■ What you will do
Filter the records below down to lines containing "Total".

Stored data:

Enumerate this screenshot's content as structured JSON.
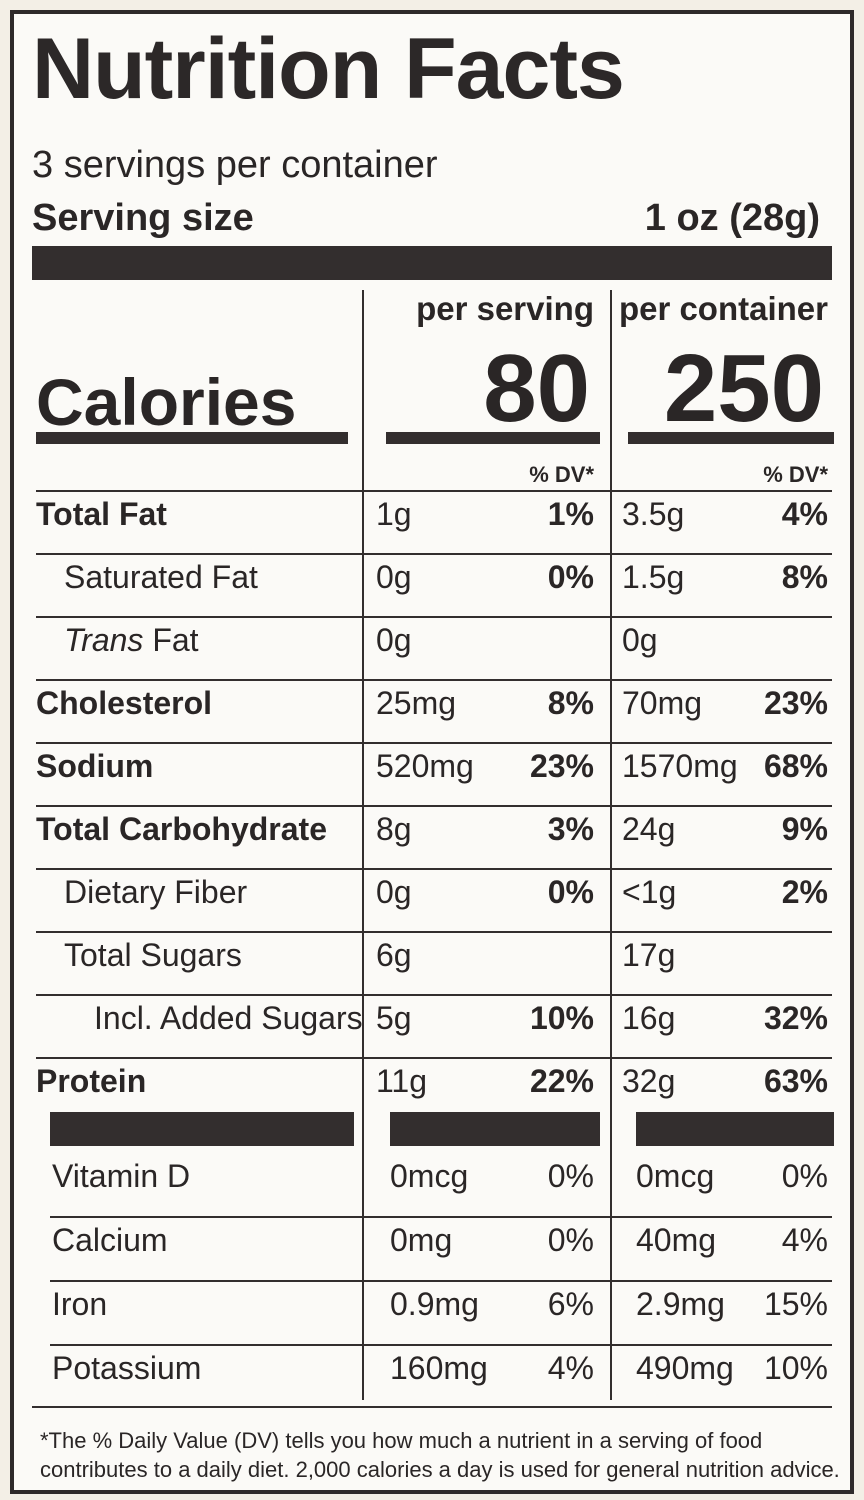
{
  "title": "Nutrition Facts",
  "servings_per_container": "3 servings per container",
  "serving_size_label": "Serving size",
  "serving_size_value": "1 oz (28g)",
  "col_per_serving": "per serving",
  "col_per_container": "per container",
  "calories_label": "Calories",
  "calories_per_serving": "80",
  "calories_per_container": "250",
  "dv_header": "% DV*",
  "nutrients": [
    {
      "name": "Total Fat",
      "bold": true,
      "indent": 0,
      "serv_amt": "1g",
      "serv_pct": "1%",
      "cont_amt": "3.5g",
      "cont_pct": "4%"
    },
    {
      "name": "Saturated Fat",
      "bold": false,
      "indent": 1,
      "serv_amt": "0g",
      "serv_pct": "0%",
      "cont_amt": "1.5g",
      "cont_pct": "8%"
    },
    {
      "name_italic": "Trans",
      "name": " Fat",
      "bold": false,
      "indent": 1,
      "serv_amt": "0g",
      "serv_pct": "",
      "cont_amt": "0g",
      "cont_pct": ""
    },
    {
      "name": "Cholesterol",
      "bold": true,
      "indent": 0,
      "serv_amt": "25mg",
      "serv_pct": "8%",
      "cont_amt": "70mg",
      "cont_pct": "23%"
    },
    {
      "name": "Sodium",
      "bold": true,
      "indent": 0,
      "serv_amt": "520mg",
      "serv_pct": "23%",
      "cont_amt": "1570mg",
      "cont_pct": "68%"
    },
    {
      "name": "Total Carbohydrate",
      "bold": true,
      "indent": 0,
      "serv_amt": "8g",
      "serv_pct": "3%",
      "cont_amt": "24g",
      "cont_pct": "9%"
    },
    {
      "name": "Dietary Fiber",
      "bold": false,
      "indent": 1,
      "serv_amt": "0g",
      "serv_pct": "0%",
      "cont_amt": "<1g",
      "cont_pct": "2%"
    },
    {
      "name": "Total Sugars",
      "bold": false,
      "indent": 1,
      "serv_amt": "6g",
      "serv_pct": "",
      "cont_amt": "17g",
      "cont_pct": ""
    },
    {
      "name": "Incl. Added Sugars",
      "bold": false,
      "indent": 2,
      "serv_amt": "5g",
      "serv_pct": "10%",
      "cont_amt": "16g",
      "cont_pct": "32%"
    },
    {
      "name": "Protein",
      "bold": true,
      "indent": 0,
      "serv_amt": "11g",
      "serv_pct": "22%",
      "cont_amt": "32g",
      "cont_pct": "63%"
    }
  ],
  "vitamins": [
    {
      "name": "Vitamin D",
      "serv_amt": "0mcg",
      "serv_pct": "0%",
      "cont_amt": "0mcg",
      "cont_pct": "0%"
    },
    {
      "name": "Calcium",
      "serv_amt": "0mg",
      "serv_pct": "0%",
      "cont_amt": "40mg",
      "cont_pct": "4%"
    },
    {
      "name": "Iron",
      "serv_amt": "0.9mg",
      "serv_pct": "6%",
      "cont_amt": "2.9mg",
      "cont_pct": "15%"
    },
    {
      "name": "Potassium",
      "serv_amt": "160mg",
      "serv_pct": "4%",
      "cont_amt": "490mg",
      "cont_pct": "10%"
    }
  ],
  "footnote": "*The % Daily Value (DV) tells you how much a nutrient in a serving of food contributes to a daily diet. 2,000 calories a day is used for general nutrition advice."
}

■ Exercise output
      "name": "Total Fat",
      "name": "Total Carbohydrate",
      "name": "Total Sugars",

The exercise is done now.